_TASK STATEMENT:_
Scan the records for the word "receptor". Return each line where it is found.

_EXERCISE INPUTS:_
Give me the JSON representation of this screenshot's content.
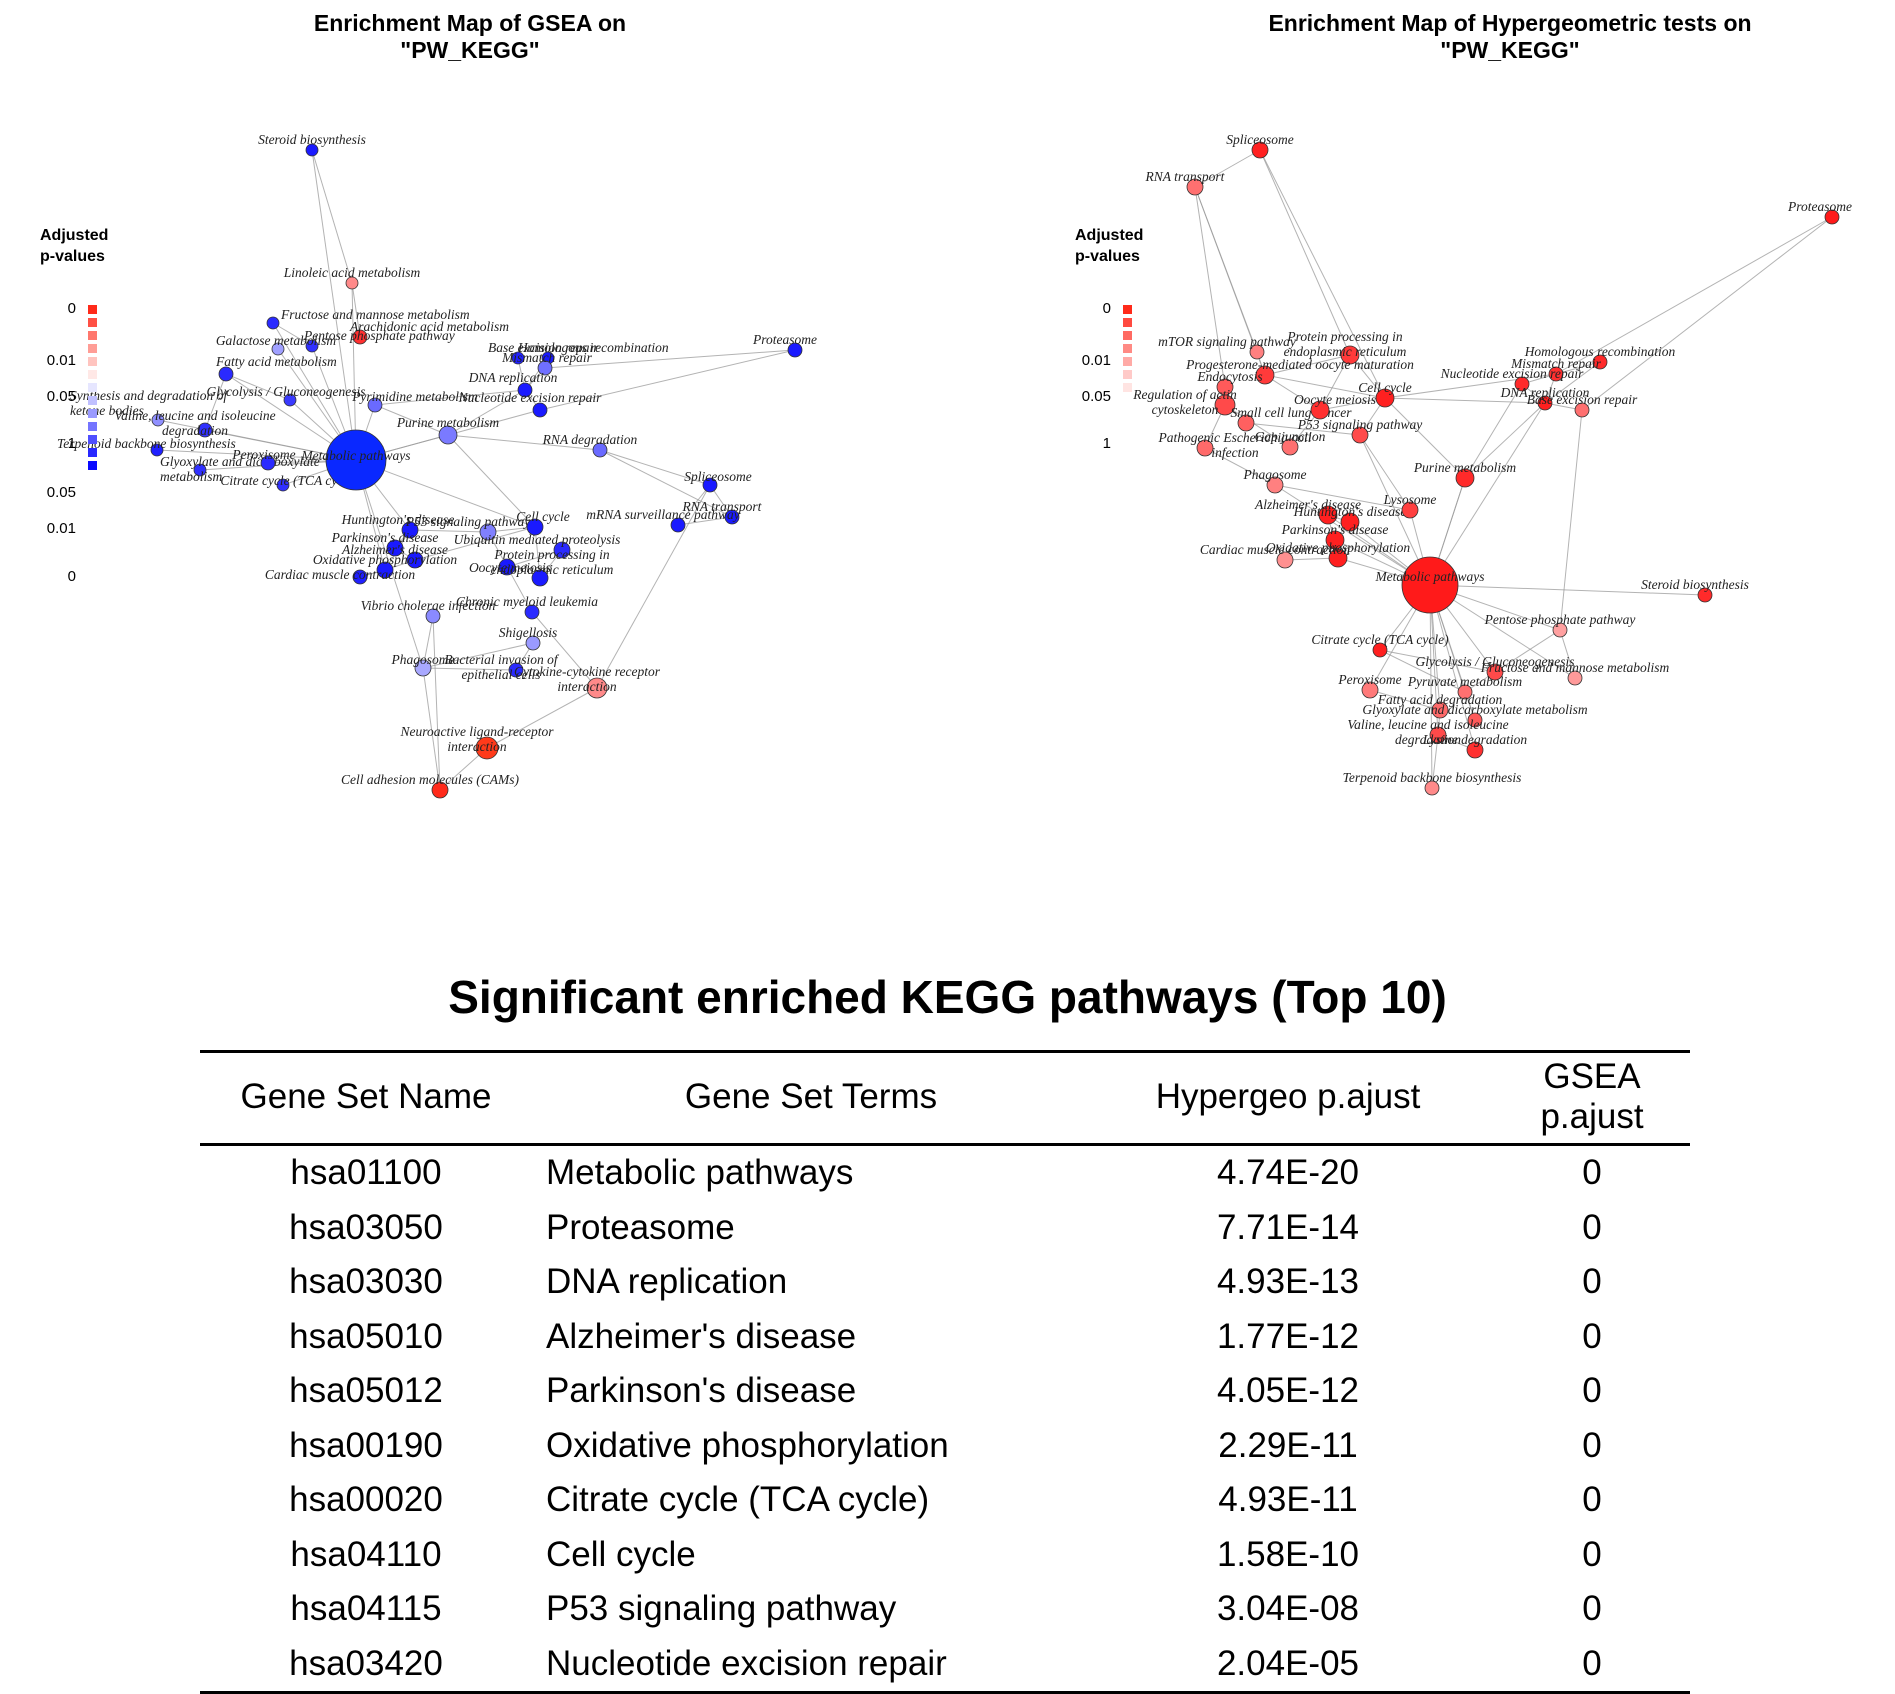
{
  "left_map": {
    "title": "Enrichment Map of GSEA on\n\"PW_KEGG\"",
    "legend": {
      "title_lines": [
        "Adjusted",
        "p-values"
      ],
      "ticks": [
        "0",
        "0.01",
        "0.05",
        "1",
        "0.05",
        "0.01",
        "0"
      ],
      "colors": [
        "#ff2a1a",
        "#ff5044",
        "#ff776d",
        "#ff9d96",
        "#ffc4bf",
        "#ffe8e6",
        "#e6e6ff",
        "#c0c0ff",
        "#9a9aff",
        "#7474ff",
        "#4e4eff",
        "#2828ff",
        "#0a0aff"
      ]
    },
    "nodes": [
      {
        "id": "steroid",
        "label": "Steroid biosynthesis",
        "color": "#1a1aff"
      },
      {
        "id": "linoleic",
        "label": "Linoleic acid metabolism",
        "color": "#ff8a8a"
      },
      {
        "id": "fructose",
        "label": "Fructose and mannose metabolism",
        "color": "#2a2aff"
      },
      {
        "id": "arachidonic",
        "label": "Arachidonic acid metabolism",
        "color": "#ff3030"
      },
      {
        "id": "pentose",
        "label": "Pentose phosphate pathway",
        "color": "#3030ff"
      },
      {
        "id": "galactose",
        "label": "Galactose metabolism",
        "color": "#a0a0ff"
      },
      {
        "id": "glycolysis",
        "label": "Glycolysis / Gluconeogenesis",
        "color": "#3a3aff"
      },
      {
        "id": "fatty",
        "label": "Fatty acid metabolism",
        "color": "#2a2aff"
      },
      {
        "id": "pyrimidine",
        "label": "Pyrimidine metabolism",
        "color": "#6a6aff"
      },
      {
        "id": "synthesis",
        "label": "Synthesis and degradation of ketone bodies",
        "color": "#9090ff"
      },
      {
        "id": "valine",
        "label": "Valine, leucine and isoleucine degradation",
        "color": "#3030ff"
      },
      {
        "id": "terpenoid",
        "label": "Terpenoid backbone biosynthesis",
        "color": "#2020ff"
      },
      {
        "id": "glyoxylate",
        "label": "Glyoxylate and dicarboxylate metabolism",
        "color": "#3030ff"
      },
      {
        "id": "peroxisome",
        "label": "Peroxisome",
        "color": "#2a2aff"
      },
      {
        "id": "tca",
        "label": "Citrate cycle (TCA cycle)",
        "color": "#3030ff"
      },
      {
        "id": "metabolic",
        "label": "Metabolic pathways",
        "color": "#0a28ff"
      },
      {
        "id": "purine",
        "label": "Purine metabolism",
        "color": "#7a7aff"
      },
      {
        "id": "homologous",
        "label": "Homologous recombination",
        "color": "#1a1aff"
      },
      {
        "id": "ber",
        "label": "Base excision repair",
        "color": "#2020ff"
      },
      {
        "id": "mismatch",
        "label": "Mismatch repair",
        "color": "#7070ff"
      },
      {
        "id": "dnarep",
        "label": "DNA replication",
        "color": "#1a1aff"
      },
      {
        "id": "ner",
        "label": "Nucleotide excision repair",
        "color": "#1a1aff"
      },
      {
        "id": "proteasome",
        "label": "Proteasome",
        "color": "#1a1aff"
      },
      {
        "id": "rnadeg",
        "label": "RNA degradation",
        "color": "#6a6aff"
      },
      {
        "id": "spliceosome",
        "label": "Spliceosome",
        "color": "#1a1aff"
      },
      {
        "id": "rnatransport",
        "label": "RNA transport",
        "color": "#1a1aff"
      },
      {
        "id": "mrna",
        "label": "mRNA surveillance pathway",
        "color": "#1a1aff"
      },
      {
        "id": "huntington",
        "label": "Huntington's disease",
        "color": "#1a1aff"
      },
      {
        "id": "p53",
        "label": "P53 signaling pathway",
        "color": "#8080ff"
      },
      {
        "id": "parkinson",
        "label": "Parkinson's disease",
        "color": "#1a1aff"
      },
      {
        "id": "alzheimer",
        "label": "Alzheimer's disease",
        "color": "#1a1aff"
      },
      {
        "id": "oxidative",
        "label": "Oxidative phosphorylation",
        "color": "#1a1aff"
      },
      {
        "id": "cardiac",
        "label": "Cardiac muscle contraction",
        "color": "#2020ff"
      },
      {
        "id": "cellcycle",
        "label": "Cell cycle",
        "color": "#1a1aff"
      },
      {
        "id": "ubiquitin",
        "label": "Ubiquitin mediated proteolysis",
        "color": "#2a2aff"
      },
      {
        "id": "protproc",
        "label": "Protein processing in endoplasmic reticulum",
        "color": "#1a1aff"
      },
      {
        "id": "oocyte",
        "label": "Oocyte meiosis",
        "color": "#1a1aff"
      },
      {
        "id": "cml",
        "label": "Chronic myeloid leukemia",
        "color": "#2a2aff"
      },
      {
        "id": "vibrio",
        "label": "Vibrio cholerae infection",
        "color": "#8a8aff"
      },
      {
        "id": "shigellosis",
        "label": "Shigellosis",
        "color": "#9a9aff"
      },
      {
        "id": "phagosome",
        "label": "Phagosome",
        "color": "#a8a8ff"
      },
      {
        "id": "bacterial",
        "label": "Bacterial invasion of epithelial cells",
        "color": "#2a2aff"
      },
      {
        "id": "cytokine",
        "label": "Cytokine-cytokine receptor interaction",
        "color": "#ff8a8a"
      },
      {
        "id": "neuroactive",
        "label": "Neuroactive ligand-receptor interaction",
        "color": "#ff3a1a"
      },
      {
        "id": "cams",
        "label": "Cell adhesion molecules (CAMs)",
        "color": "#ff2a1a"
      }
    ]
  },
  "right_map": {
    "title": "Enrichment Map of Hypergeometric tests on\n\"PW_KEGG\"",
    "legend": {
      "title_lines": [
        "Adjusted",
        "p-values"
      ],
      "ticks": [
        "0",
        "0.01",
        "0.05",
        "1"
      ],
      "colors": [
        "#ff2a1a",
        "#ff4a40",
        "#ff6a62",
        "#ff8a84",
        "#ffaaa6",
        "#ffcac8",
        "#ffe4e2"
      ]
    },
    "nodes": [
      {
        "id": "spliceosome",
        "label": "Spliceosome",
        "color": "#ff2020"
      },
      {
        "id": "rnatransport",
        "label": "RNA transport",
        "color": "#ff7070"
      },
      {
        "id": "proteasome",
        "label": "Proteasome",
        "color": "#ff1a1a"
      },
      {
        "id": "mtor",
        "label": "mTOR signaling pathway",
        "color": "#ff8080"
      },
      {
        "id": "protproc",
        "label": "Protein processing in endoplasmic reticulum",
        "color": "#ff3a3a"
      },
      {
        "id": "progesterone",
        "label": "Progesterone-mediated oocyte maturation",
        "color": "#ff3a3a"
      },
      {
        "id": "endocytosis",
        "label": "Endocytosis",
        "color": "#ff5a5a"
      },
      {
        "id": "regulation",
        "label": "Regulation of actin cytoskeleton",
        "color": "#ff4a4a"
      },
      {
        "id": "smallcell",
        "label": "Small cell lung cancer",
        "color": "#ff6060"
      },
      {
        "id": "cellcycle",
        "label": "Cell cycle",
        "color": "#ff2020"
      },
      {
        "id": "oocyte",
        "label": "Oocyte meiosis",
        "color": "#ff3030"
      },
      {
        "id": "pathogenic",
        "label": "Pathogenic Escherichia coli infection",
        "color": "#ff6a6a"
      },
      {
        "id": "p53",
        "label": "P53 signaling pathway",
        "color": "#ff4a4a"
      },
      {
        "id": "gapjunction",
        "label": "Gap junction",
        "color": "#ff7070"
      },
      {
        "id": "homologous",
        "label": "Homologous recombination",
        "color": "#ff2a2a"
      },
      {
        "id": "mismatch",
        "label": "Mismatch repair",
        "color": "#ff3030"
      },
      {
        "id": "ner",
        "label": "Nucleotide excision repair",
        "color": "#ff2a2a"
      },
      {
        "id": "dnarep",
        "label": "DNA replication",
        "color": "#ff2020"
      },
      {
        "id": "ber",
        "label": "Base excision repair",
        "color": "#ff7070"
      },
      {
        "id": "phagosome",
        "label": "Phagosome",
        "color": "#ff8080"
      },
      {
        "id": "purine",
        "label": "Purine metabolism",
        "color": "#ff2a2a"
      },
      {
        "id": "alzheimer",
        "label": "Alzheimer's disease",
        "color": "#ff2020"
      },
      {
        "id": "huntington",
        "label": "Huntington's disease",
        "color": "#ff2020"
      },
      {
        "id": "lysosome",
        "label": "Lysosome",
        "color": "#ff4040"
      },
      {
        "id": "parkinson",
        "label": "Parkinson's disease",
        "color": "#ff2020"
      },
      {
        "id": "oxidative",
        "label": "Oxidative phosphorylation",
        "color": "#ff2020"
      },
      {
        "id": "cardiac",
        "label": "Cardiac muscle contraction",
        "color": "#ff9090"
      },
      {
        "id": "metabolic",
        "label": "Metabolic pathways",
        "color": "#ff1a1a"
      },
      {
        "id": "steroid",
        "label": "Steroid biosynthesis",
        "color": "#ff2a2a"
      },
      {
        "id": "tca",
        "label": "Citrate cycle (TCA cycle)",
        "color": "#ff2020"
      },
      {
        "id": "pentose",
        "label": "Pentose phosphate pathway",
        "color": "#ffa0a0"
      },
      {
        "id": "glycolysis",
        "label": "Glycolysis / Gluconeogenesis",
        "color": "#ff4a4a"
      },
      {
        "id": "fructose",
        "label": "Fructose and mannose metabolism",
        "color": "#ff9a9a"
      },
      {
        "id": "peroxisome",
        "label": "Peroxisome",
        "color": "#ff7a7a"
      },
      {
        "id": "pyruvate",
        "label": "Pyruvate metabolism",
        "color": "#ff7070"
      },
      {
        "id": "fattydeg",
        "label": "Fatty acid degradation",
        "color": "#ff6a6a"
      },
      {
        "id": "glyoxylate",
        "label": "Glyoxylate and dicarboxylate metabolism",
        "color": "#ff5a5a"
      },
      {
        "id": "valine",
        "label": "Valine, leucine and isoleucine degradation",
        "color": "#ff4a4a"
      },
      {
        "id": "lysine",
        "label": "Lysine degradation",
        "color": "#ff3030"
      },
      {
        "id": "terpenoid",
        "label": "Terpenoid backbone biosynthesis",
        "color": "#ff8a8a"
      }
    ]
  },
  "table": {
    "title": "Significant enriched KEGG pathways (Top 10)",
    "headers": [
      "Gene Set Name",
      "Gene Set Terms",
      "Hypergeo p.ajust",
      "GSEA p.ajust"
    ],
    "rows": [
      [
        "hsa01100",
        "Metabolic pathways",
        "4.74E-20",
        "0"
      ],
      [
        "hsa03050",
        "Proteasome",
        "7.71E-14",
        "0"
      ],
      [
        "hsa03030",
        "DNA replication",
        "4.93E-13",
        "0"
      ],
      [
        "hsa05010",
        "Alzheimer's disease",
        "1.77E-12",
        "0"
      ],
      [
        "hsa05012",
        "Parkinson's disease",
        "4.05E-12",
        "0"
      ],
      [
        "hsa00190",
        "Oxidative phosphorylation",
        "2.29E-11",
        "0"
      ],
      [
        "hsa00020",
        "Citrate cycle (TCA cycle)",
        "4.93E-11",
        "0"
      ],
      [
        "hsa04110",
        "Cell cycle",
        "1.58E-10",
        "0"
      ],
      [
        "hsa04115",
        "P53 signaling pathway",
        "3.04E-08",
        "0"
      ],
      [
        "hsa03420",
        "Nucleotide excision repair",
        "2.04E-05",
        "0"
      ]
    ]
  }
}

_RESPONSE:_
        "label": "Cytokine-cytokine receptor interaction",
        "label": "Neuroactive ligand-receptor interaction",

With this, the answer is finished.